- Exercise objective -
Below is a block of records: output all of them exactly and leave out the pictures.

- Data for processing -
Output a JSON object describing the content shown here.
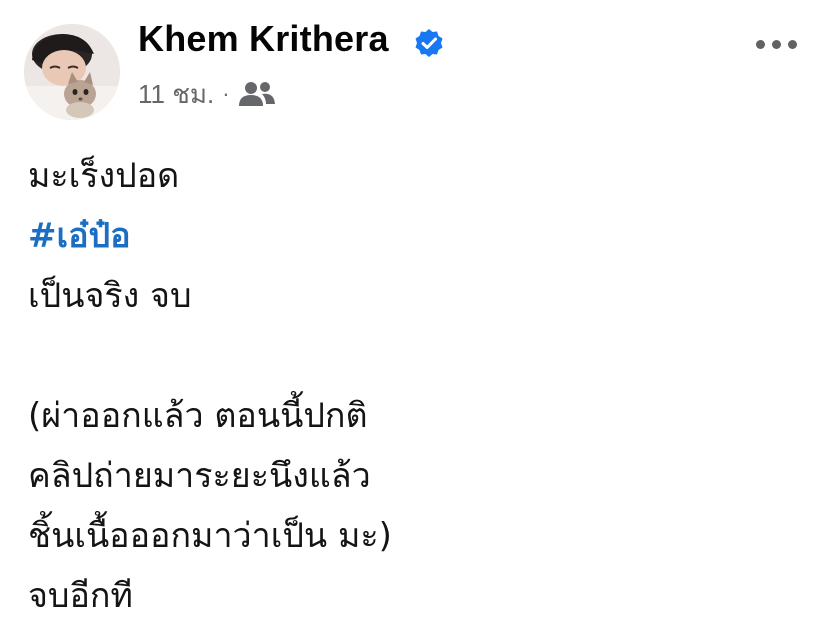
{
  "author": {
    "name": "Khem Krithera",
    "verified": true,
    "avatar_icon": "profile-photo-with-cat"
  },
  "meta": {
    "timestamp": "11 ชม.",
    "separator": "·",
    "audience_icon": "friends-icon"
  },
  "post": {
    "line1": "มะเร็งปอด",
    "hashtag": "#เอ๋ป๋อ",
    "line3": "เป็นจริง จบ",
    "line5": "(ผ่าออกแล้ว ตอนนี้ปกติ",
    "line6": "คลิปถ่ายมาระยะนึงแล้ว",
    "line7": "ชิ้นเนื้อออกมาว่าเป็น มะ)",
    "line8": "จบอีกที"
  },
  "colors": {
    "hashtag": "#1b6ec2",
    "verified_badge": "#1877f2",
    "meta_text": "#65676b"
  }
}
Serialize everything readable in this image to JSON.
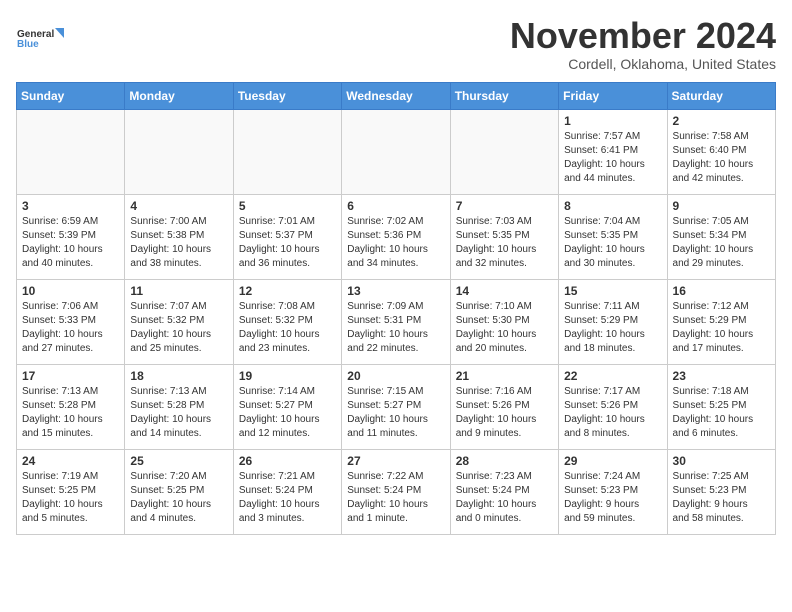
{
  "logo": {
    "line1": "General",
    "line2": "Blue"
  },
  "title": "November 2024",
  "location": "Cordell, Oklahoma, United States",
  "weekdays": [
    "Sunday",
    "Monday",
    "Tuesday",
    "Wednesday",
    "Thursday",
    "Friday",
    "Saturday"
  ],
  "weeks": [
    [
      {
        "day": "",
        "info": ""
      },
      {
        "day": "",
        "info": ""
      },
      {
        "day": "",
        "info": ""
      },
      {
        "day": "",
        "info": ""
      },
      {
        "day": "",
        "info": ""
      },
      {
        "day": "1",
        "info": "Sunrise: 7:57 AM\nSunset: 6:41 PM\nDaylight: 10 hours\nand 44 minutes."
      },
      {
        "day": "2",
        "info": "Sunrise: 7:58 AM\nSunset: 6:40 PM\nDaylight: 10 hours\nand 42 minutes."
      }
    ],
    [
      {
        "day": "3",
        "info": "Sunrise: 6:59 AM\nSunset: 5:39 PM\nDaylight: 10 hours\nand 40 minutes."
      },
      {
        "day": "4",
        "info": "Sunrise: 7:00 AM\nSunset: 5:38 PM\nDaylight: 10 hours\nand 38 minutes."
      },
      {
        "day": "5",
        "info": "Sunrise: 7:01 AM\nSunset: 5:37 PM\nDaylight: 10 hours\nand 36 minutes."
      },
      {
        "day": "6",
        "info": "Sunrise: 7:02 AM\nSunset: 5:36 PM\nDaylight: 10 hours\nand 34 minutes."
      },
      {
        "day": "7",
        "info": "Sunrise: 7:03 AM\nSunset: 5:35 PM\nDaylight: 10 hours\nand 32 minutes."
      },
      {
        "day": "8",
        "info": "Sunrise: 7:04 AM\nSunset: 5:35 PM\nDaylight: 10 hours\nand 30 minutes."
      },
      {
        "day": "9",
        "info": "Sunrise: 7:05 AM\nSunset: 5:34 PM\nDaylight: 10 hours\nand 29 minutes."
      }
    ],
    [
      {
        "day": "10",
        "info": "Sunrise: 7:06 AM\nSunset: 5:33 PM\nDaylight: 10 hours\nand 27 minutes."
      },
      {
        "day": "11",
        "info": "Sunrise: 7:07 AM\nSunset: 5:32 PM\nDaylight: 10 hours\nand 25 minutes."
      },
      {
        "day": "12",
        "info": "Sunrise: 7:08 AM\nSunset: 5:32 PM\nDaylight: 10 hours\nand 23 minutes."
      },
      {
        "day": "13",
        "info": "Sunrise: 7:09 AM\nSunset: 5:31 PM\nDaylight: 10 hours\nand 22 minutes."
      },
      {
        "day": "14",
        "info": "Sunrise: 7:10 AM\nSunset: 5:30 PM\nDaylight: 10 hours\nand 20 minutes."
      },
      {
        "day": "15",
        "info": "Sunrise: 7:11 AM\nSunset: 5:29 PM\nDaylight: 10 hours\nand 18 minutes."
      },
      {
        "day": "16",
        "info": "Sunrise: 7:12 AM\nSunset: 5:29 PM\nDaylight: 10 hours\nand 17 minutes."
      }
    ],
    [
      {
        "day": "17",
        "info": "Sunrise: 7:13 AM\nSunset: 5:28 PM\nDaylight: 10 hours\nand 15 minutes."
      },
      {
        "day": "18",
        "info": "Sunrise: 7:13 AM\nSunset: 5:28 PM\nDaylight: 10 hours\nand 14 minutes."
      },
      {
        "day": "19",
        "info": "Sunrise: 7:14 AM\nSunset: 5:27 PM\nDaylight: 10 hours\nand 12 minutes."
      },
      {
        "day": "20",
        "info": "Sunrise: 7:15 AM\nSunset: 5:27 PM\nDaylight: 10 hours\nand 11 minutes."
      },
      {
        "day": "21",
        "info": "Sunrise: 7:16 AM\nSunset: 5:26 PM\nDaylight: 10 hours\nand 9 minutes."
      },
      {
        "day": "22",
        "info": "Sunrise: 7:17 AM\nSunset: 5:26 PM\nDaylight: 10 hours\nand 8 minutes."
      },
      {
        "day": "23",
        "info": "Sunrise: 7:18 AM\nSunset: 5:25 PM\nDaylight: 10 hours\nand 6 minutes."
      }
    ],
    [
      {
        "day": "24",
        "info": "Sunrise: 7:19 AM\nSunset: 5:25 PM\nDaylight: 10 hours\nand 5 minutes."
      },
      {
        "day": "25",
        "info": "Sunrise: 7:20 AM\nSunset: 5:25 PM\nDaylight: 10 hours\nand 4 minutes."
      },
      {
        "day": "26",
        "info": "Sunrise: 7:21 AM\nSunset: 5:24 PM\nDaylight: 10 hours\nand 3 minutes."
      },
      {
        "day": "27",
        "info": "Sunrise: 7:22 AM\nSunset: 5:24 PM\nDaylight: 10 hours\nand 1 minute."
      },
      {
        "day": "28",
        "info": "Sunrise: 7:23 AM\nSunset: 5:24 PM\nDaylight: 10 hours\nand 0 minutes."
      },
      {
        "day": "29",
        "info": "Sunrise: 7:24 AM\nSunset: 5:23 PM\nDaylight: 9 hours\nand 59 minutes."
      },
      {
        "day": "30",
        "info": "Sunrise: 7:25 AM\nSunset: 5:23 PM\nDaylight: 9 hours\nand 58 minutes."
      }
    ]
  ]
}
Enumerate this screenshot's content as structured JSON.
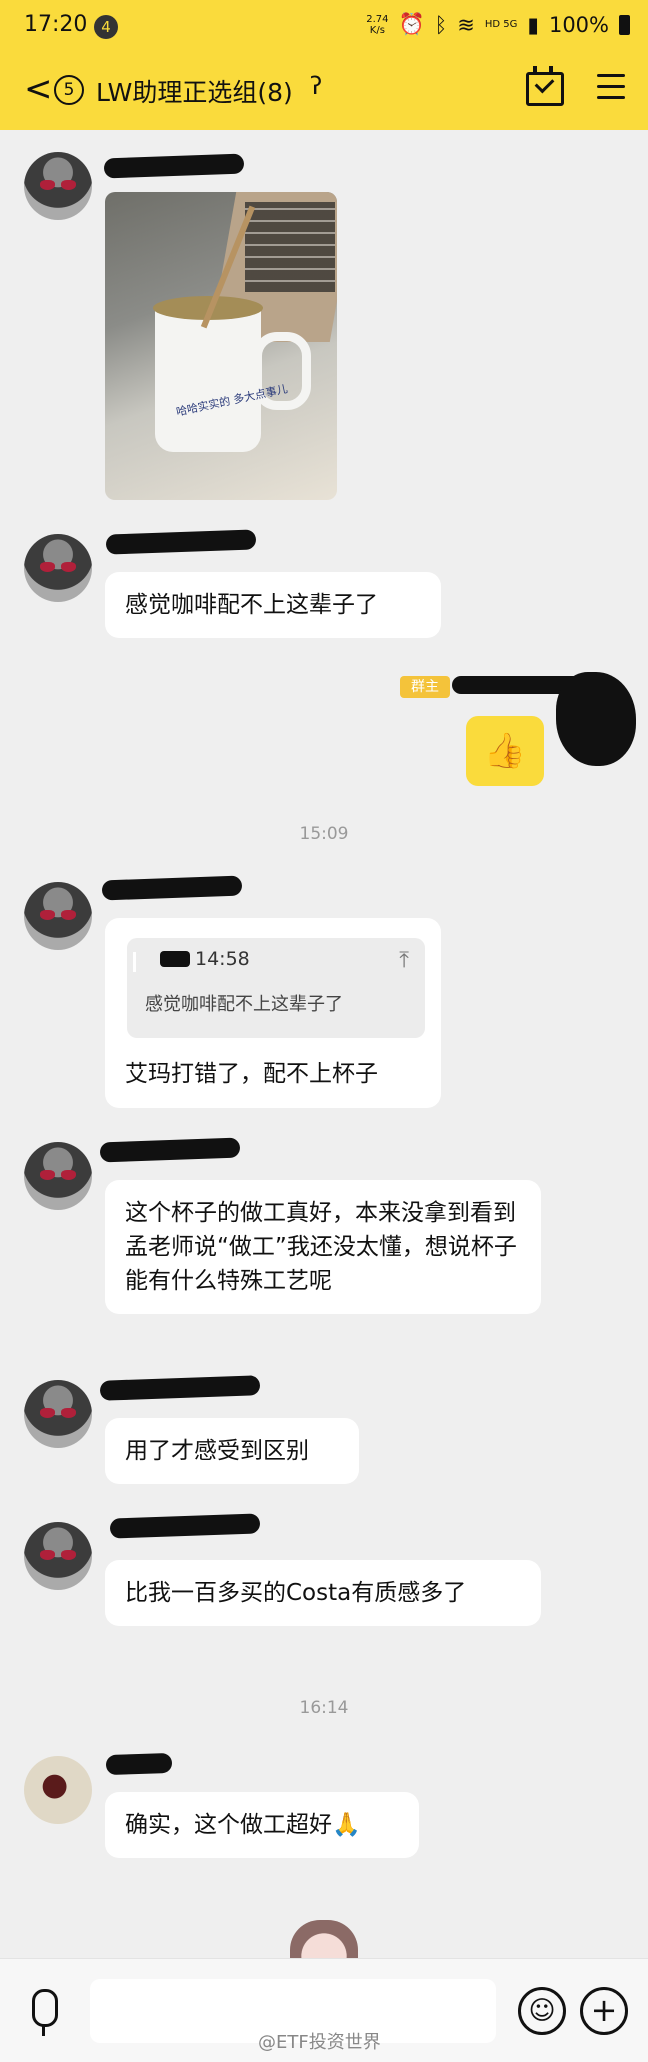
{
  "status_bar": {
    "time": "17:20",
    "notification_count": "4",
    "net_speed_value": "2.74",
    "net_speed_unit": "K/s",
    "network": "HD 5G",
    "battery": "100%"
  },
  "header": {
    "back_label": "<",
    "unread_count": "5",
    "title": "LW助理正选组(8)"
  },
  "messages": {
    "m2_text": "感觉咖啡配不上这辈子了",
    "owner_badge": "群主",
    "thumb_emoji": "👍",
    "time1": "15:09",
    "quote_time": "14:58",
    "quote_text": "感觉咖啡配不上这辈子了",
    "m4_text": "艾玛打错了，配不上杯子",
    "m5_text": "这个杯子的做工真好，本来没拿到看到孟老师说“做工”我还没太懂，想说杯子能有什么特殊工艺呢",
    "m6_text": "用了才感受到区别",
    "m7_text": "比我一百多买的Costa有质感多了",
    "time2": "16:14",
    "m8_text": "确实，这个做工超好🙏",
    "mug_print": "哈哈实实的 多大点事儿"
  },
  "input_bar": {
    "emoji_icon": "☺",
    "plus_icon": "+"
  },
  "watermark": "@ETF投资世界"
}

- Written solution -
Output a JSON object describing the content shown here.
{
  "author": {
    "name": "Khem Krithera",
    "verified": true,
    "avatar_icon": "profile-photo-with-cat"
  },
  "meta": {
    "timestamp": "11 ชม.",
    "separator": "·",
    "audience_icon": "friends-icon"
  },
  "post": {
    "line1": "มะเร็งปอด",
    "hashtag": "#เอ๋ป๋อ",
    "line3": "เป็นจริง จบ",
    "line5": "(ผ่าออกแล้ว ตอนนี้ปกติ",
    "line6": "คลิปถ่ายมาระยะนึงแล้ว",
    "line7": "ชิ้นเนื้อออกมาว่าเป็น มะ)",
    "line8": "จบอีกที"
  },
  "colors": {
    "hashtag": "#1b6ec2",
    "verified_badge": "#1877f2",
    "meta_text": "#65676b"
  }
}
Serialize everything readable in this image to JSON.
{
  "logo": {
    "line1": "General",
    "line2": "Blue"
  },
  "title": "November 2024",
  "location": "Cordell, Oklahoma, United States",
  "weekdays": [
    "Sunday",
    "Monday",
    "Tuesday",
    "Wednesday",
    "Thursday",
    "Friday",
    "Saturday"
  ],
  "weeks": [
    [
      {
        "day": "",
        "info": ""
      },
      {
        "day": "",
        "info": ""
      },
      {
        "day": "",
        "info": ""
      },
      {
        "day": "",
        "info": ""
      },
      {
        "day": "",
        "info": ""
      },
      {
        "day": "1",
        "info": "Sunrise: 7:57 AM\nSunset: 6:41 PM\nDaylight: 10 hours\nand 44 minutes."
      },
      {
        "day": "2",
        "info": "Sunrise: 7:58 AM\nSunset: 6:40 PM\nDaylight: 10 hours\nand 42 minutes."
      }
    ],
    [
      {
        "day": "3",
        "info": "Sunrise: 6:59 AM\nSunset: 5:39 PM\nDaylight: 10 hours\nand 40 minutes."
      },
      {
        "day": "4",
        "info": "Sunrise: 7:00 AM\nSunset: 5:38 PM\nDaylight: 10 hours\nand 38 minutes."
      },
      {
        "day": "5",
        "info": "Sunrise: 7:01 AM\nSunset: 5:37 PM\nDaylight: 10 hours\nand 36 minutes."
      },
      {
        "day": "6",
        "info": "Sunrise: 7:02 AM\nSunset: 5:36 PM\nDaylight: 10 hours\nand 34 minutes."
      },
      {
        "day": "7",
        "info": "Sunrise: 7:03 AM\nSunset: 5:35 PM\nDaylight: 10 hours\nand 32 minutes."
      },
      {
        "day": "8",
        "info": "Sunrise: 7:04 AM\nSunset: 5:35 PM\nDaylight: 10 hours\nand 30 minutes."
      },
      {
        "day": "9",
        "info": "Sunrise: 7:05 AM\nSunset: 5:34 PM\nDaylight: 10 hours\nand 29 minutes."
      }
    ],
    [
      {
        "day": "10",
        "info": "Sunrise: 7:06 AM\nSunset: 5:33 PM\nDaylight: 10 hours\nand 27 minutes."
      },
      {
        "day": "11",
        "info": "Sunrise: 7:07 AM\nSunset: 5:32 PM\nDaylight: 10 hours\nand 25 minutes."
      },
      {
        "day": "12",
        "info": "Sunrise: 7:08 AM\nSunset: 5:32 PM\nDaylight: 10 hours\nand 23 minutes."
      },
      {
        "day": "13",
        "info": "Sunrise: 7:09 AM\nSunset: 5:31 PM\nDaylight: 10 hours\nand 22 minutes."
      },
      {
        "day": "14",
        "info": "Sunrise: 7:10 AM\nSunset: 5:30 PM\nDaylight: 10 hours\nand 20 minutes."
      },
      {
        "day": "15",
        "info": "Sunrise: 7:11 AM\nSunset: 5:29 PM\nDaylight: 10 hours\nand 18 minutes."
      },
      {
        "day": "16",
        "info": "Sunrise: 7:12 AM\nSunset: 5:29 PM\nDaylight: 10 hours\nand 17 minutes."
      }
    ],
    [
      {
        "day": "17",
        "info": "Sunrise: 7:13 AM\nSunset: 5:28 PM\nDaylight: 10 hours\nand 15 minutes."
      },
      {
        "day": "18",
        "info": "Sunrise: 7:13 AM\nSunset: 5:28 PM\nDaylight: 10 hours\nand 14 minutes."
      },
      {
        "day": "19",
        "info": "Sunrise: 7:14 AM\nSunset: 5:27 PM\nDaylight: 10 hours\nand 12 minutes."
      },
      {
        "day": "20",
        "info": "Sunrise: 7:15 AM\nSunset: 5:27 PM\nDaylight: 10 hours\nand 11 minutes."
      },
      {
        "day": "21",
        "info": "Sunrise: 7:16 AM\nSunset: 5:26 PM\nDaylight: 10 hours\nand 9 minutes."
      },
      {
        "day": "22",
        "info": "Sunrise: 7:17 AM\nSunset: 5:26 PM\nDaylight: 10 hours\nand 8 minutes."
      },
      {
        "day": "23",
        "info": "Sunrise: 7:18 AM\nSunset: 5:25 PM\nDaylight: 10 hours\nand 6 minutes."
      }
    ],
    [
      {
        "day": "24",
        "info": "Sunrise: 7:19 AM\nSunset: 5:25 PM\nDaylight: 10 hours\nand 5 minutes."
      },
      {
        "day": "25",
        "info": "Sunrise: 7:20 AM\nSunset: 5:25 PM\nDaylight: 10 hours\nand 4 minutes."
      },
      {
        "day": "26",
        "info": "Sunrise: 7:21 AM\nSunset: 5:24 PM\nDaylight: 10 hours\nand 3 minutes."
      },
      {
        "day": "27",
        "info": "Sunrise: 7:22 AM\nSunset: 5:24 PM\nDaylight: 10 hours\nand 1 minute."
      },
      {
        "day": "28",
        "info": "Sunrise: 7:23 AM\nSunset: 5:24 PM\nDaylight: 10 hours\nand 0 minutes."
      },
      {
        "day": "29",
        "info": "Sunrise: 7:24 AM\nSunset: 5:23 PM\nDaylight: 9 hours\nand 59 minutes."
      },
      {
        "day": "30",
        "info": "Sunrise: 7:25 AM\nSunset: 5:23 PM\nDaylight: 9 hours\nand 58 minutes."
      }
    ]
  ]
}
Enumerate this screenshot's content as structured JSON.
{
  "status_bar": {
    "time": "17:20",
    "notification_count": "4",
    "net_speed_value": "2.74",
    "net_speed_unit": "K/s",
    "network": "HD 5G",
    "battery": "100%"
  },
  "header": {
    "back_label": "<",
    "unread_count": "5",
    "title": "LW助理正选组(8)"
  },
  "messages": {
    "m2_text": "感觉咖啡配不上这辈子了",
    "owner_badge": "群主",
    "thumb_emoji": "👍",
    "time1": "15:09",
    "quote_time": "14:58",
    "quote_text": "感觉咖啡配不上这辈子了",
    "m4_text": "艾玛打错了，配不上杯子",
    "m5_text": "这个杯子的做工真好，本来没拿到看到孟老师说“做工”我还没太懂，想说杯子能有什么特殊工艺呢",
    "m6_text": "用了才感受到区别",
    "m7_text": "比我一百多买的Costa有质感多了",
    "time2": "16:14",
    "m8_text": "确实，这个做工超好🙏",
    "mug_print": "哈哈实实的 多大点事儿"
  },
  "input_bar": {
    "emoji_icon": "☺",
    "plus_icon": "+"
  },
  "watermark": "@ETF投资世界"
}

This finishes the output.